| What is being asked |
Type out the records that follow, exactly as given.

>> Start Source material

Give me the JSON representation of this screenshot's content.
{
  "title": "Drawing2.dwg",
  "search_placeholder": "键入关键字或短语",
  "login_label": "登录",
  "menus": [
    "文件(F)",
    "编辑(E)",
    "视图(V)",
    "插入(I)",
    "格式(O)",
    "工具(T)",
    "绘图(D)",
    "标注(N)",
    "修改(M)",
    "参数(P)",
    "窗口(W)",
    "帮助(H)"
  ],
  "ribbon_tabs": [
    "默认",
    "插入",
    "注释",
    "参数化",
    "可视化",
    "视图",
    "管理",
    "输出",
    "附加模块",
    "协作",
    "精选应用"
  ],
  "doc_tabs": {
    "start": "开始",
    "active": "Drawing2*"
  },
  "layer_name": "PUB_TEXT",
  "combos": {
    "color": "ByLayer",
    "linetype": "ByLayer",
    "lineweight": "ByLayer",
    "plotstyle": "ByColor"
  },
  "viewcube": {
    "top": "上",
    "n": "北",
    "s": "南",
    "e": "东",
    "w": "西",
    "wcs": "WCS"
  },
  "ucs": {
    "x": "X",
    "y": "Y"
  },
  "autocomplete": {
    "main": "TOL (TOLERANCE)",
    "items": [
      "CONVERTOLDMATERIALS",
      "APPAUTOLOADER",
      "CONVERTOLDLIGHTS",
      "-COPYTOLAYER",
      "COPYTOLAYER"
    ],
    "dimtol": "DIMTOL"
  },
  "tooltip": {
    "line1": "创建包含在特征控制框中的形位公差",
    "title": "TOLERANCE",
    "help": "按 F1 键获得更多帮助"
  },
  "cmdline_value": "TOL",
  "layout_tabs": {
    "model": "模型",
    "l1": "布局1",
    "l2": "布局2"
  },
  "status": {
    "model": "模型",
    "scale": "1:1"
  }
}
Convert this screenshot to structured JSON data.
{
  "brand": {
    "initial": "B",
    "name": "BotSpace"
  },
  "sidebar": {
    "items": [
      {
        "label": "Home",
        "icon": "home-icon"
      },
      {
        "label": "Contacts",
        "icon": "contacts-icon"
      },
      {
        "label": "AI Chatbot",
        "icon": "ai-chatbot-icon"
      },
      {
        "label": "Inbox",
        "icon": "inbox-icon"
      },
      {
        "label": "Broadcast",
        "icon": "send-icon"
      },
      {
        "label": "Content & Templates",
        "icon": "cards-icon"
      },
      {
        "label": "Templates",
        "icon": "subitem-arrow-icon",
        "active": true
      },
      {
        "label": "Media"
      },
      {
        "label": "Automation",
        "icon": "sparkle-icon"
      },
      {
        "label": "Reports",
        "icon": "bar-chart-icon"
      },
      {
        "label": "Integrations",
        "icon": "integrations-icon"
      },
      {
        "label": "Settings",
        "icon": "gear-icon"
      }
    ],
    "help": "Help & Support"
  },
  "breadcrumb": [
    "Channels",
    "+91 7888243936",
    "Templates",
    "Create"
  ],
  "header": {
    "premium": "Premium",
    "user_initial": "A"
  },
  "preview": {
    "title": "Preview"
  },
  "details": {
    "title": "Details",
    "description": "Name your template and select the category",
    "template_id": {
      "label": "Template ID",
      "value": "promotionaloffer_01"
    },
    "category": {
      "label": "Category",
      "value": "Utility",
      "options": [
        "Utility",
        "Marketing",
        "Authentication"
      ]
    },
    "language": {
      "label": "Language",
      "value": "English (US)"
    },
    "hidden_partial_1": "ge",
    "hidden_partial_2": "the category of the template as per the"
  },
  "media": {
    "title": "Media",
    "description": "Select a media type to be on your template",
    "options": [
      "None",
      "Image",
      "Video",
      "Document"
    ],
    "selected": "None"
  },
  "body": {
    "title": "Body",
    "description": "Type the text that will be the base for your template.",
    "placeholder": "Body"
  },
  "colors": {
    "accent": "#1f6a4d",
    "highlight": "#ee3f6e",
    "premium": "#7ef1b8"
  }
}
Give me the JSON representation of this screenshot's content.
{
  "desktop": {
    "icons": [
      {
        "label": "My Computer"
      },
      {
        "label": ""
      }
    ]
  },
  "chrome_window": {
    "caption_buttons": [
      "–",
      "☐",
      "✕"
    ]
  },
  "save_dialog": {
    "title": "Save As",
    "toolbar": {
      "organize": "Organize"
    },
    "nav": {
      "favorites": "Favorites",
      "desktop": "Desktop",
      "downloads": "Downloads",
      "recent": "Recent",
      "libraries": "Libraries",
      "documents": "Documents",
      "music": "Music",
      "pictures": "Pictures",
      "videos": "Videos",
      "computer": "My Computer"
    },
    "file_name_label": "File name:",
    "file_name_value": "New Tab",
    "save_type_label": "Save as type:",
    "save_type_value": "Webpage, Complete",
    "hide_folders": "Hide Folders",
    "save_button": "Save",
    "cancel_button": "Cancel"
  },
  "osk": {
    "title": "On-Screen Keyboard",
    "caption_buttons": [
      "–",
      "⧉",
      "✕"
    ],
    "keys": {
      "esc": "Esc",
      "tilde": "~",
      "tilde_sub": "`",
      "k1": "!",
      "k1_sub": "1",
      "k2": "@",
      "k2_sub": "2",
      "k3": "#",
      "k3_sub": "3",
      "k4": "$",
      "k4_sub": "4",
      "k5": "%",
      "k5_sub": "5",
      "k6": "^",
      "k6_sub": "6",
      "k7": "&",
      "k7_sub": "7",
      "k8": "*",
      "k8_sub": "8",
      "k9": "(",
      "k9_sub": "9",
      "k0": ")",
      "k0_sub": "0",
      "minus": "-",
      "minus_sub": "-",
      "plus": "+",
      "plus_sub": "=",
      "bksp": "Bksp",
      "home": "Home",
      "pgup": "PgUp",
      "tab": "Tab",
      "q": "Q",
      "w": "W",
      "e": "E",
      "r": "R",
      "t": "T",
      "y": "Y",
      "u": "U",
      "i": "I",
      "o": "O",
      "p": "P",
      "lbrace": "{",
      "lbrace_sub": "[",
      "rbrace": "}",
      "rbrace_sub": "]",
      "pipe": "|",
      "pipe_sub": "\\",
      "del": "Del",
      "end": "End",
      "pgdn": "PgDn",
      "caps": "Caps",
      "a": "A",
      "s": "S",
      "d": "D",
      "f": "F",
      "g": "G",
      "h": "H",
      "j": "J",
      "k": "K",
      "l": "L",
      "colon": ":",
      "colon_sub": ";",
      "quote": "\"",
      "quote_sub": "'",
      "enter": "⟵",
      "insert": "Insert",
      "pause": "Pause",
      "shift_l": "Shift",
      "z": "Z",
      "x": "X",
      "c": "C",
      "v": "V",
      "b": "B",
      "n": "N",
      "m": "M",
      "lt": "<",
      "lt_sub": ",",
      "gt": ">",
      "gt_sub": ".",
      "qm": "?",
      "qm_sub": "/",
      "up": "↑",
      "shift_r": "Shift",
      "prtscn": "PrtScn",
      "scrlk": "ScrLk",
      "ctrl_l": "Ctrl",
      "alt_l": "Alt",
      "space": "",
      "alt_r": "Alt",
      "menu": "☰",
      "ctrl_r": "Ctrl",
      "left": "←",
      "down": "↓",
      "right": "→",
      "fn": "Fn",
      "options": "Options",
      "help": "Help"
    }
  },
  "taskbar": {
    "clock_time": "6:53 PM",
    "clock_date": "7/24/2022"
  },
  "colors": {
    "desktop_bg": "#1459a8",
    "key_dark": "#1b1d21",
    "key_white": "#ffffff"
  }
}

>> End Source material

| Exercise response |
Give me the JSON representation of this screenshot's content.
{
  "title": "Drawing2.dwg",
  "search_placeholder": "键入关键字或短语",
  "login_label": "登录",
  "menus": [
    "文件(F)",
    "编辑(E)",
    "视图(V)",
    "插入(I)",
    "格式(O)",
    "工具(T)",
    "绘图(D)",
    "标注(N)",
    "修改(M)",
    "参数(P)",
    "窗口(W)",
    "帮助(H)"
  ],
  "ribbon_tabs": [
    "默认",
    "插入",
    "注释",
    "参数化",
    "可视化",
    "视图",
    "管理",
    "输出",
    "附加模块",
    "协作",
    "精选应用"
  ],
  "doc_tabs": {
    "start": "开始",
    "active": "Drawing2*"
  },
  "layer_name": "PUB_TEXT",
  "combos": {
    "color": "ByLayer",
    "linetype": "ByLayer",
    "lineweight": "ByLayer",
    "plotstyle": "ByColor"
  },
  "viewcube": {
    "top": "上",
    "n": "北",
    "s": "南",
    "e": "东",
    "w": "西",
    "wcs": "WCS"
  },
  "ucs": {
    "x": "X",
    "y": "Y"
  },
  "autocomplete": {
    "main": "TOL (TOLERANCE)",
    "items": [
      "CONVERTOLDMATERIALS",
      "APPAUTOLOADER",
      "CONVERTOLDLIGHTS",
      "-COPYTOLAYER",
      "COPYTOLAYER"
    ],
    "dimtol": "DIMTOL"
  },
  "tooltip": {
    "line1": "创建包含在特征控制框中的形位公差",
    "title": "TOLERANCE",
    "help": "按 F1 键获得更多帮助"
  },
  "cmdline_value": "TOL",
  "layout_tabs": {
    "model": "模型",
    "l1": "布局1",
    "l2": "布局2"
  },
  "status": {
    "model": "模型",
    "scale": "1:1"
  }
}
Convert this screenshot to structured JSON data.
{
  "brand": {
    "initial": "B",
    "name": "BotSpace"
  },
  "sidebar": {
    "items": [
      {
        "label": "Home",
        "icon": "home-icon"
      },
      {
        "label": "Contacts",
        "icon": "contacts-icon"
      },
      {
        "label": "AI Chatbot",
        "icon": "ai-chatbot-icon"
      },
      {
        "label": "Inbox",
        "icon": "inbox-icon"
      },
      {
        "label": "Broadcast",
        "icon": "send-icon"
      },
      {
        "label": "Content & Templates",
        "icon": "cards-icon"
      },
      {
        "label": "Templates",
        "icon": "subitem-arrow-icon",
        "active": true
      },
      {
        "label": "Media"
      },
      {
        "label": "Automation",
        "icon": "sparkle-icon"
      },
      {
        "label": "Reports",
        "icon": "bar-chart-icon"
      },
      {
        "label": "Integrations",
        "icon": "integrations-icon"
      },
      {
        "label": "Settings",
        "icon": "gear-icon"
      }
    ],
    "help": "Help & Support"
  },
  "breadcrumb": [
    "Channels",
    "+91 7888243936",
    "Templates",
    "Create"
  ],
  "header": {
    "premium": "Premium",
    "user_initial": "A"
  },
  "preview": {
    "title": "Preview"
  },
  "details": {
    "title": "Details",
    "description": "Name your template and select the category",
    "template_id": {
      "label": "Template ID",
      "value": "promotionaloffer_01"
    },
    "category": {
      "label": "Category",
      "value": "Utility",
      "options": [
        "Utility",
        "Marketing",
        "Authentication"
      ]
    },
    "language": {
      "label": "Language",
      "value": "English (US)"
    },
    "hidden_partial_1": "ge",
    "hidden_partial_2": "the category of the template as per the"
  },
  "media": {
    "title": "Media",
    "description": "Select a media type to be on your template",
    "options": [
      "None",
      "Image",
      "Video",
      "Document"
    ],
    "selected": "None"
  },
  "body": {
    "title": "Body",
    "description": "Type the text that will be the base for your template.",
    "placeholder": "Body"
  },
  "colors": {
    "accent": "#1f6a4d",
    "highlight": "#ee3f6e",
    "premium": "#7ef1b8"
  }
}
Give me the JSON representation of this screenshot's content.
{
  "desktop": {
    "icons": [
      {
        "label": "My Computer"
      },
      {
        "label": ""
      }
    ]
  },
  "chrome_window": {
    "caption_buttons": [
      "–",
      "☐",
      "✕"
    ]
  },
  "save_dialog": {
    "title": "Save As",
    "toolbar": {
      "organize": "Organize"
    },
    "nav": {
      "favorites": "Favorites",
      "desktop": "Desktop",
      "downloads": "Downloads",
      "recent": "Recent",
      "libraries": "Libraries",
      "documents": "Documents",
      "music": "Music",
      "pictures": "Pictures",
      "videos": "Videos",
      "computer": "My Computer"
    },
    "file_name_label": "File name:",
    "file_name_value": "New Tab",
    "save_type_label": "Save as type:",
    "save_type_value": "Webpage, Complete",
    "hide_folders": "Hide Folders",
    "save_button": "Save",
    "cancel_button": "Cancel"
  },
  "osk": {
    "title": "On-Screen Keyboard",
    "caption_buttons": [
      "–",
      "⧉",
      "✕"
    ],
    "keys": {
      "esc": "Esc",
      "tilde": "~",
      "tilde_sub": "`",
      "k1": "!",
      "k1_sub": "1",
      "k2": "@",
      "k2_sub": "2",
      "k3": "#",
      "k3_sub": "3",
      "k4": "$",
      "k4_sub": "4",
      "k5": "%",
      "k5_sub": "5",
      "k6": "^",
      "k6_sub": "6",
      "k7": "&",
      "k7_sub": "7",
      "k8": "*",
      "k8_sub": "8",
      "k9": "(",
      "k9_sub": "9",
      "k0": ")",
      "k0_sub": "0",
      "minus": "-",
      "minus_sub": "-",
      "plus": "+",
      "plus_sub": "=",
      "bksp": "Bksp",
      "home": "Home",
      "pgup": "PgUp",
      "tab": "Tab",
      "q": "Q",
      "w": "W",
      "e": "E",
      "r": "R",
      "t": "T",
      "y": "Y",
      "u": "U",
      "i": "I",
      "o": "O",
      "p": "P",
      "lbrace": "{",
      "lbrace_sub": "[",
      "rbrace": "}",
      "rbrace_sub": "]",
      "pipe": "|",
      "pipe_sub": "\\",
      "del": "Del",
      "end": "End",
      "pgdn": "PgDn",
      "caps": "Caps",
      "a": "A",
      "s": "S",
      "d": "D",
      "f": "F",
      "g": "G",
      "h": "H",
      "j": "J",
      "k": "K",
      "l": "L",
      "colon": ":",
      "colon_sub": ";",
      "quote": "\"",
      "quote_sub": "'",
      "enter": "⟵",
      "insert": "Insert",
      "pause": "Pause",
      "shift_l": "Shift",
      "z": "Z",
      "x": "X",
      "c": "C",
      "v": "V",
      "b": "B",
      "n": "N",
      "m": "M",
      "lt": "<",
      "lt_sub": ",",
      "gt": ">",
      "gt_sub": ".",
      "qm": "?",
      "qm_sub": "/",
      "up": "↑",
      "shift_r": "Shift",
      "prtscn": "PrtScn",
      "scrlk": "ScrLk",
      "ctrl_l": "Ctrl",
      "alt_l": "Alt",
      "space": "",
      "alt_r": "Alt",
      "menu": "☰",
      "ctrl_r": "Ctrl",
      "left": "←",
      "down": "↓",
      "right": "→",
      "fn": "Fn",
      "options": "Options",
      "help": "Help"
    }
  },
  "taskbar": {
    "clock_time": "6:53 PM",
    "clock_date": "7/24/2022"
  },
  "colors": {
    "desktop_bg": "#1459a8",
    "key_dark": "#1b1d21",
    "key_white": "#ffffff"
  }
}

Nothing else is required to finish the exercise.